* **Your goal**
Can you retype every record below exactly as written?

* **Dataset extract**

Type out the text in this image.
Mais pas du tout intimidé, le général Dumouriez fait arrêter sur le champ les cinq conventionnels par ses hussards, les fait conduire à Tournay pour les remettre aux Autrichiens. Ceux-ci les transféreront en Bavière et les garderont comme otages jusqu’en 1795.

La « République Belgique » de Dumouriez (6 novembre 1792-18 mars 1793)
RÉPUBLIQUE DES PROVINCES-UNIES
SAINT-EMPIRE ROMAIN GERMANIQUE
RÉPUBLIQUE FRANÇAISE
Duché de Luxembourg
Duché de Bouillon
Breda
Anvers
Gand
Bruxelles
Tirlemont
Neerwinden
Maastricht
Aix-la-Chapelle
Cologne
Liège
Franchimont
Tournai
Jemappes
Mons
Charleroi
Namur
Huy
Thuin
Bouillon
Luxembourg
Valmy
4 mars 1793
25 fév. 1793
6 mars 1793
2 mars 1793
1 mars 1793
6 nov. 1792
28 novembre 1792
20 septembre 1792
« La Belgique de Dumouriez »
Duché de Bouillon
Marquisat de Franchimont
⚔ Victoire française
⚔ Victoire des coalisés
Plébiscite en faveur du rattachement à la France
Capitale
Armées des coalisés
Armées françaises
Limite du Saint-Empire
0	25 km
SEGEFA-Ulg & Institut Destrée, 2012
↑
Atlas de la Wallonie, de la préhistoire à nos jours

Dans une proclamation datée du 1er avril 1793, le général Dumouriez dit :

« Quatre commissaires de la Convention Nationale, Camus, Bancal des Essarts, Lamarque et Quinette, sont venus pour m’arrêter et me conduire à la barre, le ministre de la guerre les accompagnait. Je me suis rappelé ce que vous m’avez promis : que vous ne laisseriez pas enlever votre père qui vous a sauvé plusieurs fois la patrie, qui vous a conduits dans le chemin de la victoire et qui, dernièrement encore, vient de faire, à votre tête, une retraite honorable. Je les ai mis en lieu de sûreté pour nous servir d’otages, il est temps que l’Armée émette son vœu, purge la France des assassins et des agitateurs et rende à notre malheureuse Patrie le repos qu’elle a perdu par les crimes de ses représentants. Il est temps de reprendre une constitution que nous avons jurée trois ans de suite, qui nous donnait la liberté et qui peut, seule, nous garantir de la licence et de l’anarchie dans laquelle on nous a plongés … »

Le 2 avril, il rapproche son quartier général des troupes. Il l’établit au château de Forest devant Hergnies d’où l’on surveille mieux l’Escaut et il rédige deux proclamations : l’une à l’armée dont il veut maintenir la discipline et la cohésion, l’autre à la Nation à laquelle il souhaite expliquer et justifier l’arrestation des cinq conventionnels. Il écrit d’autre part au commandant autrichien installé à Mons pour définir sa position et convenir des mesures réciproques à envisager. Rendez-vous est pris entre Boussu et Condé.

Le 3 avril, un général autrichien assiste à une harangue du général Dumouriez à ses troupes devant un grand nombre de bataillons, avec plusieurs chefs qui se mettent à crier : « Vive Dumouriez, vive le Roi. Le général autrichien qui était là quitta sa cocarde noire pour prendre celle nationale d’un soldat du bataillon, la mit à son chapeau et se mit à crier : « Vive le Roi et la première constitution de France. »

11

* **Complete response**
Type out the text in this image.
Mais pas du tout intimidé, le général Dumouriez fait arrêter sur le champ les cinq conventionnels par ses hussards, les fait conduire à Tournay pour les remettre aux Autrichiens. Ceux-ci les transféreront en Bavière et les garderont comme otages jusqu’en 1795.

La « République Belgique » de Dumouriez (6 novembre 1792-18 mars 1793)
RÉPUBLIQUE DES PROVINCES-UNIES
SAINT-EMPIRE ROMAIN GERMANIQUE
RÉPUBLIQUE FRANÇAISE
Duché de Luxembourg
Duché de Bouillon
Breda
Anvers
Gand
Bruxelles
Tirlemont
Neerwinden
Maastricht
Aix-la-Chapelle
Cologne
Liège
Franchimont
Tournai
Jemappes
Mons
Charleroi
Namur
Huy
Thuin
Bouillon
Luxembourg
Valmy
4 mars 1793
25 fév. 1793
6 mars 1793
2 mars 1793
1 mars 1793
6 nov. 1792
28 novembre 1792
20 septembre 1792
« La Belgique de Dumouriez »
Duché de Bouillon
Marquisat de Franchimont
⚔ Victoire française
⚔ Victoire des coalisés
Plébiscite en faveur du rattachement à la France
Capitale
Armées des coalisés
Armées françaises
Limite du Saint-Empire
0	25 km
SEGEFA-Ulg & Institut Destrée, 2012
↑
Atlas de la Wallonie, de la préhistoire à nos jours

Dans une proclamation datée du 1er avril 1793, le général Dumouriez dit :

« Quatre commissaires de la Convention Nationale, Camus, Bancal des Essarts, Lamarque et Quinette, sont venus pour m’arrêter et me conduire à la barre, le ministre de la guerre les accompagnait. Je me suis rappelé ce que vous m’avez promis : que vous ne laisseriez pas enlever votre père qui vous a sauvé plusieurs fois la patrie, qui vous a conduits dans le chemin de la victoire et qui, dernièrement encore, vient de faire, à votre tête, une retraite honorable. Je les ai mis en lieu de sûreté pour nous servir d’otages, il est temps que l’Armée émette son vœu, purge la France des assassins et des agitateurs et rende à notre malheureuse Patrie le repos qu’elle a perdu par les crimes de ses représentants. Il est temps de reprendre une constitution que nous avons jurée trois ans de suite, qui nous donnait la liberté et qui peut, seule, nous garantir de la licence et de l’anarchie dans laquelle on nous a plongés … »

Le 2 avril, il rapproche son quartier général des troupes. Il l’établit au château de Forest devant Hergnies d’où l’on surveille mieux l’Escaut et il rédige deux proclamations : l’une à l’armée dont il veut maintenir la discipline et la cohésion, l’autre à la Nation à laquelle il souhaite expliquer et justifier l’arrestation des cinq conventionnels. Il écrit d’autre part au commandant autrichien installé à Mons pour définir sa position et convenir des mesures réciproques à envisager. Rendez-vous est pris entre Boussu et Condé.

Le 3 avril, un général autrichien assiste à une harangue du général Dumouriez à ses troupes devant un grand nombre de bataillons, avec plusieurs chefs qui se mettent à crier : « Vive Dumouriez, vive le Roi. Le général autrichien qui était là quitta sa cocarde noire pour prendre celle nationale d’un soldat du bataillon, la mit à son chapeau et se mit à crier : « Vive le Roi et la première constitution de France. »

11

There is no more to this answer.